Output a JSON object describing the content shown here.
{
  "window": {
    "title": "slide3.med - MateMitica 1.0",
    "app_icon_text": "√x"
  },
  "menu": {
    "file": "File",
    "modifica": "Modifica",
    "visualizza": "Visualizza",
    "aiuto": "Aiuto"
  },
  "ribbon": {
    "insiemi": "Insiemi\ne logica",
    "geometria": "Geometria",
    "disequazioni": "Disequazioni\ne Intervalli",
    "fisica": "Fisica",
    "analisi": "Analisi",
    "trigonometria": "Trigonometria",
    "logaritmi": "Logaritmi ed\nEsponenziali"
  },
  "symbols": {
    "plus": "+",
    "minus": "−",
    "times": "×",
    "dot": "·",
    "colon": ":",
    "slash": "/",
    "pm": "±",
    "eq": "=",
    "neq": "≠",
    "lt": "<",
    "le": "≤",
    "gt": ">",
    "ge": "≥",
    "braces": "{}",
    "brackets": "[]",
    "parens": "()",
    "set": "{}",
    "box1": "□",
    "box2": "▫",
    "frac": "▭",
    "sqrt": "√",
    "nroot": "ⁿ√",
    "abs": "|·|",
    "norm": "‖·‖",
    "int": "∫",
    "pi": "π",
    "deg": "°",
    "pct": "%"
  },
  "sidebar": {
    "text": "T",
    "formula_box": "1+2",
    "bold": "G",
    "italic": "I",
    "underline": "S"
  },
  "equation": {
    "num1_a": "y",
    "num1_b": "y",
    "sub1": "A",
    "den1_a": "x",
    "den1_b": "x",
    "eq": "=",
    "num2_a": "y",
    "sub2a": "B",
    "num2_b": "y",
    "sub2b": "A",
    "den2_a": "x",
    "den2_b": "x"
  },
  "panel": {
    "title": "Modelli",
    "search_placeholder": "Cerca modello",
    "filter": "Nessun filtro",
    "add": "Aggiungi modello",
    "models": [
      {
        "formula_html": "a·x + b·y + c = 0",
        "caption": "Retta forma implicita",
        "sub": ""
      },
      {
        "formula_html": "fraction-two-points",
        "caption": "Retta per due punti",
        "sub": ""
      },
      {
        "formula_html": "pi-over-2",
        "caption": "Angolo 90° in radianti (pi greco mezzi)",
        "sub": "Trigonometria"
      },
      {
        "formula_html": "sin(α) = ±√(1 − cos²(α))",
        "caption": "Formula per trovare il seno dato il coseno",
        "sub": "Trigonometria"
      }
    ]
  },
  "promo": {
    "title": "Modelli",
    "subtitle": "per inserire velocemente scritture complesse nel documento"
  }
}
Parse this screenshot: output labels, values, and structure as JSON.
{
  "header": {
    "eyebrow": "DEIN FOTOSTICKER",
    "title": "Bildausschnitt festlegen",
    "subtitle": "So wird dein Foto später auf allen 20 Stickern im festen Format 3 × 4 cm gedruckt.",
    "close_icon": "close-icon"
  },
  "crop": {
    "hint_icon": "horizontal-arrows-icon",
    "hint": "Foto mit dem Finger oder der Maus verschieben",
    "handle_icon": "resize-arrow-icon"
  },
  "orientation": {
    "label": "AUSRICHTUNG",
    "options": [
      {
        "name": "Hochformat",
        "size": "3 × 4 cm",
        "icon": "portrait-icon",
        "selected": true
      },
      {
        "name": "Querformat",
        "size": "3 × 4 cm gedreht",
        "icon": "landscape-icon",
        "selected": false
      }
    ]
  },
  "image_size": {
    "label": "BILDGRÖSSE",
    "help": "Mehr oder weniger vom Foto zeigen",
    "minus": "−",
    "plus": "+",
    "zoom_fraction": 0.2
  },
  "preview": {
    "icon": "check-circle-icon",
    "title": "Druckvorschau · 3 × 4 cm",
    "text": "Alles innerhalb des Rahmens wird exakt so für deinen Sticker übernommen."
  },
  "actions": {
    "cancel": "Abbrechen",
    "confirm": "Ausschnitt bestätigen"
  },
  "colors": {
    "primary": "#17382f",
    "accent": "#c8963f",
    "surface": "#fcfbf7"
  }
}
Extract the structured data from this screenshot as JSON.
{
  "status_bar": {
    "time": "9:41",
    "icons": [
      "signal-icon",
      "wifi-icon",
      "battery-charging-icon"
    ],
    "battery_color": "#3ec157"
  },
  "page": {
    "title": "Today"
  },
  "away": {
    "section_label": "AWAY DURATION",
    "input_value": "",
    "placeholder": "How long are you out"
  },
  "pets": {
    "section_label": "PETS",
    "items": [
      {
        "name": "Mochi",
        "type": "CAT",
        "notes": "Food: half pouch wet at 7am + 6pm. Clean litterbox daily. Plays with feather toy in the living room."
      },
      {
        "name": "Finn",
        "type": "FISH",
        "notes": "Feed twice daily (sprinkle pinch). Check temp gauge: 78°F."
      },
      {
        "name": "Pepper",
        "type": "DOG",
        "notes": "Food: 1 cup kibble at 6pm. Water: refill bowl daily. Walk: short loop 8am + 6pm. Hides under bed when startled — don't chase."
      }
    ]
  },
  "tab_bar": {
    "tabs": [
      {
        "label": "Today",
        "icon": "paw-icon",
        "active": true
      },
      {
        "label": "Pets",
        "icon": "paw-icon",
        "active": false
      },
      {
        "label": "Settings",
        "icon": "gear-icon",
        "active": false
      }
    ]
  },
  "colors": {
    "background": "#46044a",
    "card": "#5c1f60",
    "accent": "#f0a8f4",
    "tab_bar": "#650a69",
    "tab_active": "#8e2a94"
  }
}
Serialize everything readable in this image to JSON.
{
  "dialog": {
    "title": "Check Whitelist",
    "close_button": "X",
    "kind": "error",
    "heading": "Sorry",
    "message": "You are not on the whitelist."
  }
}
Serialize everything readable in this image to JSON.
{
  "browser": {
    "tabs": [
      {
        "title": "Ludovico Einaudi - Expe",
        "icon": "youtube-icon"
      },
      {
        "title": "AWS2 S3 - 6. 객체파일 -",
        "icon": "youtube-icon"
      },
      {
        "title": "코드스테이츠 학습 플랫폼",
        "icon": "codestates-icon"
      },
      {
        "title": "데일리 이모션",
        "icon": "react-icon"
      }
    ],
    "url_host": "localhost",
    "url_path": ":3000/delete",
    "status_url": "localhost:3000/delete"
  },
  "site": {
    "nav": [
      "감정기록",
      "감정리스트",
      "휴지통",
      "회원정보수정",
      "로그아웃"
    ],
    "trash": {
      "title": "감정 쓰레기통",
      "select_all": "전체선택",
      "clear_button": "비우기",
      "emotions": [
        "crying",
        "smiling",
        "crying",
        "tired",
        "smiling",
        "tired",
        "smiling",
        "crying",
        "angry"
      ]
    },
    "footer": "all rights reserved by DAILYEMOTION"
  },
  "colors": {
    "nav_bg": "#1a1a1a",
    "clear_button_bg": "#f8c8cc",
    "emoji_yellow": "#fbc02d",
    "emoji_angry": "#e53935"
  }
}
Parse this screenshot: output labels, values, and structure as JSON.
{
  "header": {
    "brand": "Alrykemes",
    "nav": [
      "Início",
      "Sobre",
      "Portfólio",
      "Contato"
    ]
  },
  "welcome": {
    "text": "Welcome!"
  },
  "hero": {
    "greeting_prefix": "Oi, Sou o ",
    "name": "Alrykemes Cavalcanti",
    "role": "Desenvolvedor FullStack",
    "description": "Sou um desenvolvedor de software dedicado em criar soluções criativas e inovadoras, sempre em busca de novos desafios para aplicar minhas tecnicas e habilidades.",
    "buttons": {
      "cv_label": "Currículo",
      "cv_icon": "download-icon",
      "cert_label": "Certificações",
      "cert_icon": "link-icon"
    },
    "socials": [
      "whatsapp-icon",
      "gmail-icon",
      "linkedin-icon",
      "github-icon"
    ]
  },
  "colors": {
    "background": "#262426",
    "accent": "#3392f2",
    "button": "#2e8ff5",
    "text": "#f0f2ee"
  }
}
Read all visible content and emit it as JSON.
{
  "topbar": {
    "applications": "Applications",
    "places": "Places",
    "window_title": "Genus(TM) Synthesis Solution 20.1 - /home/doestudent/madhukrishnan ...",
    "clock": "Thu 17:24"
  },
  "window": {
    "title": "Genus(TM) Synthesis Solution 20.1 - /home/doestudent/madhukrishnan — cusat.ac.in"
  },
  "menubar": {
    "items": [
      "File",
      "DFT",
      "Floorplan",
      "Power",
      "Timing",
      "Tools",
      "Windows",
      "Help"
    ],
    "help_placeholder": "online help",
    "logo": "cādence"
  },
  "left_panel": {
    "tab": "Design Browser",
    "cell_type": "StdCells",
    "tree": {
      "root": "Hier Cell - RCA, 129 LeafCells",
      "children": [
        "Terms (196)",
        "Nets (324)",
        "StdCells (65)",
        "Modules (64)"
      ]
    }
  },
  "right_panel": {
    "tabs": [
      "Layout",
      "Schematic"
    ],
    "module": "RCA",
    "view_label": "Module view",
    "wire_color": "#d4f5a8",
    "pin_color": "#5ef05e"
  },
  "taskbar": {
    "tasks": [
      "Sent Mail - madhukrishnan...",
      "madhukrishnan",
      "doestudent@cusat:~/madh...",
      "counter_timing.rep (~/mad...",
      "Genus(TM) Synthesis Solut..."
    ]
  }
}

◆ **Given instruction**: Scan the entries above and work out how many lines include the word "localhost"; the reply is that number alone.

◆ **Reply to the exercise**: 2